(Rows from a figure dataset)
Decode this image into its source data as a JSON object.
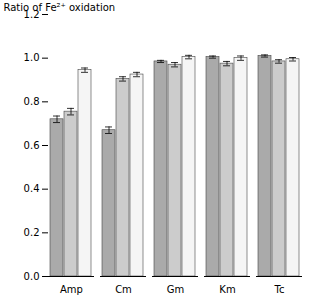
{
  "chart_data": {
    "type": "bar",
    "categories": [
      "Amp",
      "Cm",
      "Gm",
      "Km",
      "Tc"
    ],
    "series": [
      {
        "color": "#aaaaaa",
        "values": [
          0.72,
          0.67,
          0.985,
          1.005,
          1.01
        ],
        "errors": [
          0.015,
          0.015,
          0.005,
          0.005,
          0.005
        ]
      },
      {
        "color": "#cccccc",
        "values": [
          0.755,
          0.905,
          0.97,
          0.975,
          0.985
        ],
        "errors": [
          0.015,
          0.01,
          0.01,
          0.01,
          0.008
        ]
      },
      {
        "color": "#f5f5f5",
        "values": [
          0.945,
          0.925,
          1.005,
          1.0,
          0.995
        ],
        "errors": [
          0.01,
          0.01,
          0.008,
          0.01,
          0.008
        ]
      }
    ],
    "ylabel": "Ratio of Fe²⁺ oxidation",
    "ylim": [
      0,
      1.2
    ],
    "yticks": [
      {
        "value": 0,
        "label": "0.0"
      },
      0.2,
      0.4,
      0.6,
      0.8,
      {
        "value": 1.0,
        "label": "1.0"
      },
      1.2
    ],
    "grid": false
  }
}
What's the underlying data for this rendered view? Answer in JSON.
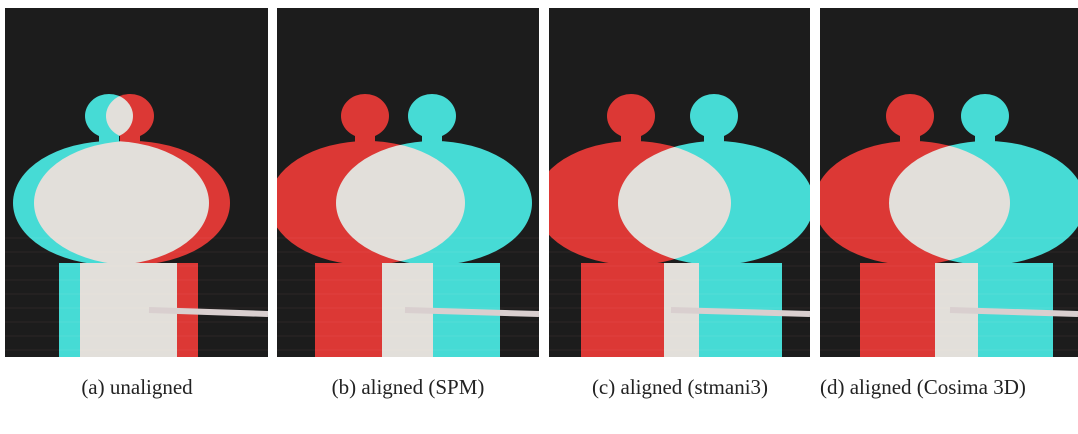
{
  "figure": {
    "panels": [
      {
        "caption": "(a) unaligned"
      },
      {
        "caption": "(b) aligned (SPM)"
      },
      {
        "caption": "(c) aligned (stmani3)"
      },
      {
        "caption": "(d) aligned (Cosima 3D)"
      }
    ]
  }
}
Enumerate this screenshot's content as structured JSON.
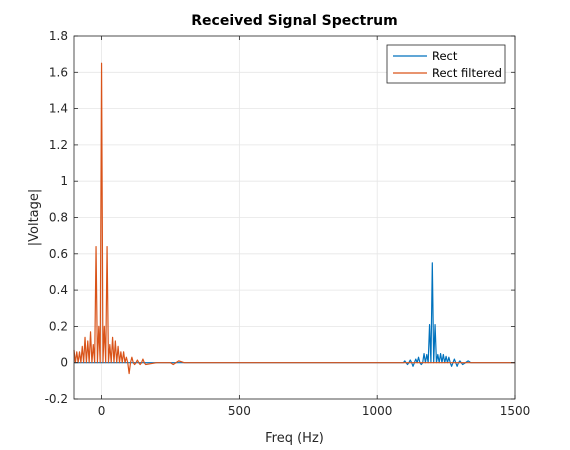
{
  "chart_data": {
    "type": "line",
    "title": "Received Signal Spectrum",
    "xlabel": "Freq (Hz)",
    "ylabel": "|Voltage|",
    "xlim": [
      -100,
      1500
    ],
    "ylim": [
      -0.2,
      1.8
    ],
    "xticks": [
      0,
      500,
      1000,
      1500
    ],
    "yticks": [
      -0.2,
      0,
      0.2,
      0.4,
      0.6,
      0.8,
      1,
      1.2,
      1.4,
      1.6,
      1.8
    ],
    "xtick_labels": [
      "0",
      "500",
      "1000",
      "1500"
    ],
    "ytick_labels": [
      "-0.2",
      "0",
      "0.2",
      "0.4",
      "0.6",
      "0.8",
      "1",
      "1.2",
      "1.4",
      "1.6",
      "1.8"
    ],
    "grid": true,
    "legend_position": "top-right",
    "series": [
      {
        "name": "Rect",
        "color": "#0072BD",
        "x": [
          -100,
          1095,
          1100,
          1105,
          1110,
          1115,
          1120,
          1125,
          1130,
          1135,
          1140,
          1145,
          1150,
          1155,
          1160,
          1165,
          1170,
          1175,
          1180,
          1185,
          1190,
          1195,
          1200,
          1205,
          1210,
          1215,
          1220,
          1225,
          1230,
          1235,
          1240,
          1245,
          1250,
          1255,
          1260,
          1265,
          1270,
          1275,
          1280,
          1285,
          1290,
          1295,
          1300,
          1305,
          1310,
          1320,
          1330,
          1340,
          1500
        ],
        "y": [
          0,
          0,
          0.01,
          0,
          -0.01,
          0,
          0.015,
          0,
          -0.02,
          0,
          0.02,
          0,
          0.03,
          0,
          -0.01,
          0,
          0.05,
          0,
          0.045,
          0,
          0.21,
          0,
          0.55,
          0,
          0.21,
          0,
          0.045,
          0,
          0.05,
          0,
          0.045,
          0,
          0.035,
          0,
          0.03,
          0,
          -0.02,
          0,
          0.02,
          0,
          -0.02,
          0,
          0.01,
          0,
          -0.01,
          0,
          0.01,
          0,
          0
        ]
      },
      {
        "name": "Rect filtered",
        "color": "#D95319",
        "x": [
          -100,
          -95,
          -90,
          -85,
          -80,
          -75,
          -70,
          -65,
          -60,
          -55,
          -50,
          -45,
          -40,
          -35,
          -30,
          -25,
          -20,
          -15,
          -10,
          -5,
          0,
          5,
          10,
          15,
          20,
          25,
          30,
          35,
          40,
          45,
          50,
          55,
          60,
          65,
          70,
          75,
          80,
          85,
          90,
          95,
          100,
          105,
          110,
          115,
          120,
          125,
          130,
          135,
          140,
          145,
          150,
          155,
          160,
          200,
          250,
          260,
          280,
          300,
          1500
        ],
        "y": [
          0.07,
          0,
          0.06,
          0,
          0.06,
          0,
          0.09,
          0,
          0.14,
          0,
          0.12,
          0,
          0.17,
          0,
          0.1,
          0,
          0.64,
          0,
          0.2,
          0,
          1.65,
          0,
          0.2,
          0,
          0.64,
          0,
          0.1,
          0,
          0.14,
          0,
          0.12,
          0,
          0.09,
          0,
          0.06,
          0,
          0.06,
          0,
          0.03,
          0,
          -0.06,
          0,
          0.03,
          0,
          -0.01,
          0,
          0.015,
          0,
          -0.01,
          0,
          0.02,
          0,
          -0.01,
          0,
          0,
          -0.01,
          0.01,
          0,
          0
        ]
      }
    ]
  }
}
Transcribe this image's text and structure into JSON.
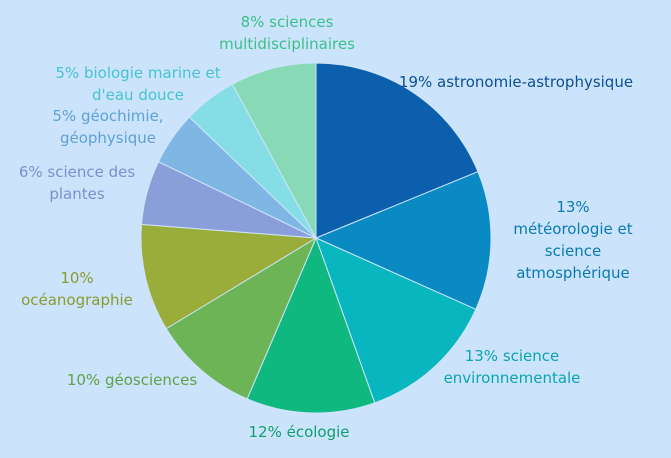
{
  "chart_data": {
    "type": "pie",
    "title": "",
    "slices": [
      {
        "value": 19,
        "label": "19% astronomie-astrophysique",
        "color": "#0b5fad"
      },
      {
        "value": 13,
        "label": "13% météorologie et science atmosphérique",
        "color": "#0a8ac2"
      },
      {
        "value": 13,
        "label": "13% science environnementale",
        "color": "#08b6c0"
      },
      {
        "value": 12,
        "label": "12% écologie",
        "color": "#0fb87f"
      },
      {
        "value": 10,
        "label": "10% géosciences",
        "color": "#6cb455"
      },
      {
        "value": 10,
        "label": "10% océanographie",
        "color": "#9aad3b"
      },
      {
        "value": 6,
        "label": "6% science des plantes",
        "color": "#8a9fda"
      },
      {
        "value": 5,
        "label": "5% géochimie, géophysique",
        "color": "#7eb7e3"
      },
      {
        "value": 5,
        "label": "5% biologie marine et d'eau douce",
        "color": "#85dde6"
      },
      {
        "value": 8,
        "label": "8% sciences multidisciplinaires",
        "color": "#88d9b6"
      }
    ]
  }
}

▶ [WHAT TO PRODUCE] Count the lines of the data that include the string "JSON", and give only that number.

▶ [RESULT FOR THIS TASK] 4